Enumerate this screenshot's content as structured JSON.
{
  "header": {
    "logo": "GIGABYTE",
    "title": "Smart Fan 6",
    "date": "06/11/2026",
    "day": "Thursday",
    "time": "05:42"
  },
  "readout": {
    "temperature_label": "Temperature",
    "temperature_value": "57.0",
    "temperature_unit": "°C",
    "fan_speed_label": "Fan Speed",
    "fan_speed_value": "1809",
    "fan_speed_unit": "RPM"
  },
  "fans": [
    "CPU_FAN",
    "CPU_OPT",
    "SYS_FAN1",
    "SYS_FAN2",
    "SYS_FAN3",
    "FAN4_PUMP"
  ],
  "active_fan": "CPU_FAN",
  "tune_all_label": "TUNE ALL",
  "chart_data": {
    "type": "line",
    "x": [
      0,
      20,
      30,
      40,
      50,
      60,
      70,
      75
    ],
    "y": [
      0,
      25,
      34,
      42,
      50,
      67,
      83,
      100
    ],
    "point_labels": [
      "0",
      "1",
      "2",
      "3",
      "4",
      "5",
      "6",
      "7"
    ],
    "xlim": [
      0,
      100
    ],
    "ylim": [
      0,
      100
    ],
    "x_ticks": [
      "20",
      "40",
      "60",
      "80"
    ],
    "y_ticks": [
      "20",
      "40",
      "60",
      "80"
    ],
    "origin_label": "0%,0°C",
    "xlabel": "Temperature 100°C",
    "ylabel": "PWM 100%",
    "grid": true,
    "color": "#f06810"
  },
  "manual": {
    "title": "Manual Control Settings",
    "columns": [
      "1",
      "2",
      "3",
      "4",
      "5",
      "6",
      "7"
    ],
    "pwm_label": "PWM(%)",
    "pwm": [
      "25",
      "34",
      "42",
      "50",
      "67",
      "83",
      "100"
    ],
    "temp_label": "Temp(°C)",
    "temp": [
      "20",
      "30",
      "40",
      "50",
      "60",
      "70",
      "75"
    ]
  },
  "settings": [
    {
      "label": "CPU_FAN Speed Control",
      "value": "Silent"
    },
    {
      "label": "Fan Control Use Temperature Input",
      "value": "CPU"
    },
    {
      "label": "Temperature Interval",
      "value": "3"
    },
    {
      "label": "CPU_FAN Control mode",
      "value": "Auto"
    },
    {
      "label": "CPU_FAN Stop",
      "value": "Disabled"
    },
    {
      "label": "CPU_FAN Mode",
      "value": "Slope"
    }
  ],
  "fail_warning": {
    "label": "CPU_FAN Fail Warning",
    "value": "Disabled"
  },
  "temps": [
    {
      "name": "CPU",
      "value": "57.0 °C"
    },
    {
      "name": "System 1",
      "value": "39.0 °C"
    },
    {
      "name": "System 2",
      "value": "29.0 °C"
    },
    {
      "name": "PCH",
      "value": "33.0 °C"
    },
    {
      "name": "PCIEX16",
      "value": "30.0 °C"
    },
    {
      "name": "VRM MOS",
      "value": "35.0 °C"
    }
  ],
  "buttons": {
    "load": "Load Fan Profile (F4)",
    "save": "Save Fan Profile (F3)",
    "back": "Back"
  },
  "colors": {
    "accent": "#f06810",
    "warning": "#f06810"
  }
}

# The request
Nothing should be changed: write out all of the data as is.

# Worked answer
Enumerate this screenshot's content as structured JSON.
{
  "header": {
    "logo": "GIGABYTE",
    "title": "Smart Fan 6",
    "date": "06/11/2026",
    "day": "Thursday",
    "time": "05:42"
  },
  "readout": {
    "temperature_label": "Temperature",
    "temperature_value": "57.0",
    "temperature_unit": "°C",
    "fan_speed_label": "Fan Speed",
    "fan_speed_value": "1809",
    "fan_speed_unit": "RPM"
  },
  "fans": [
    "CPU_FAN",
    "CPU_OPT",
    "SYS_FAN1",
    "SYS_FAN2",
    "SYS_FAN3",
    "FAN4_PUMP"
  ],
  "active_fan": "CPU_FAN",
  "tune_all_label": "TUNE ALL",
  "chart_data": {
    "type": "line",
    "x": [
      0,
      20,
      30,
      40,
      50,
      60,
      70,
      75
    ],
    "y": [
      0,
      25,
      34,
      42,
      50,
      67,
      83,
      100
    ],
    "point_labels": [
      "0",
      "1",
      "2",
      "3",
      "4",
      "5",
      "6",
      "7"
    ],
    "xlim": [
      0,
      100
    ],
    "ylim": [
      0,
      100
    ],
    "x_ticks": [
      "20",
      "40",
      "60",
      "80"
    ],
    "y_ticks": [
      "20",
      "40",
      "60",
      "80"
    ],
    "origin_label": "0%,0°C",
    "xlabel": "Temperature 100°C",
    "ylabel": "PWM 100%",
    "grid": true,
    "color": "#f06810"
  },
  "manual": {
    "title": "Manual Control Settings",
    "columns": [
      "1",
      "2",
      "3",
      "4",
      "5",
      "6",
      "7"
    ],
    "pwm_label": "PWM(%)",
    "pwm": [
      "25",
      "34",
      "42",
      "50",
      "67",
      "83",
      "100"
    ],
    "temp_label": "Temp(°C)",
    "temp": [
      "20",
      "30",
      "40",
      "50",
      "60",
      "70",
      "75"
    ]
  },
  "settings": [
    {
      "label": "CPU_FAN Speed Control",
      "value": "Silent"
    },
    {
      "label": "Fan Control Use Temperature Input",
      "value": "CPU"
    },
    {
      "label": "Temperature Interval",
      "value": "3"
    },
    {
      "label": "CPU_FAN Control mode",
      "value": "Auto"
    },
    {
      "label": "CPU_FAN Stop",
      "value": "Disabled"
    },
    {
      "label": "CPU_FAN Mode",
      "value": "Slope"
    }
  ],
  "fail_warning": {
    "label": "CPU_FAN Fail Warning",
    "value": "Disabled"
  },
  "temps": [
    {
      "name": "CPU",
      "value": "57.0 °C"
    },
    {
      "name": "System 1",
      "value": "39.0 °C"
    },
    {
      "name": "System 2",
      "value": "29.0 °C"
    },
    {
      "name": "PCH",
      "value": "33.0 °C"
    },
    {
      "name": "PCIEX16",
      "value": "30.0 °C"
    },
    {
      "name": "VRM MOS",
      "value": "35.0 °C"
    }
  ],
  "buttons": {
    "load": "Load Fan Profile (F4)",
    "save": "Save Fan Profile (F3)",
    "back": "Back"
  },
  "colors": {
    "accent": "#f06810",
    "warning": "#f06810"
  }
}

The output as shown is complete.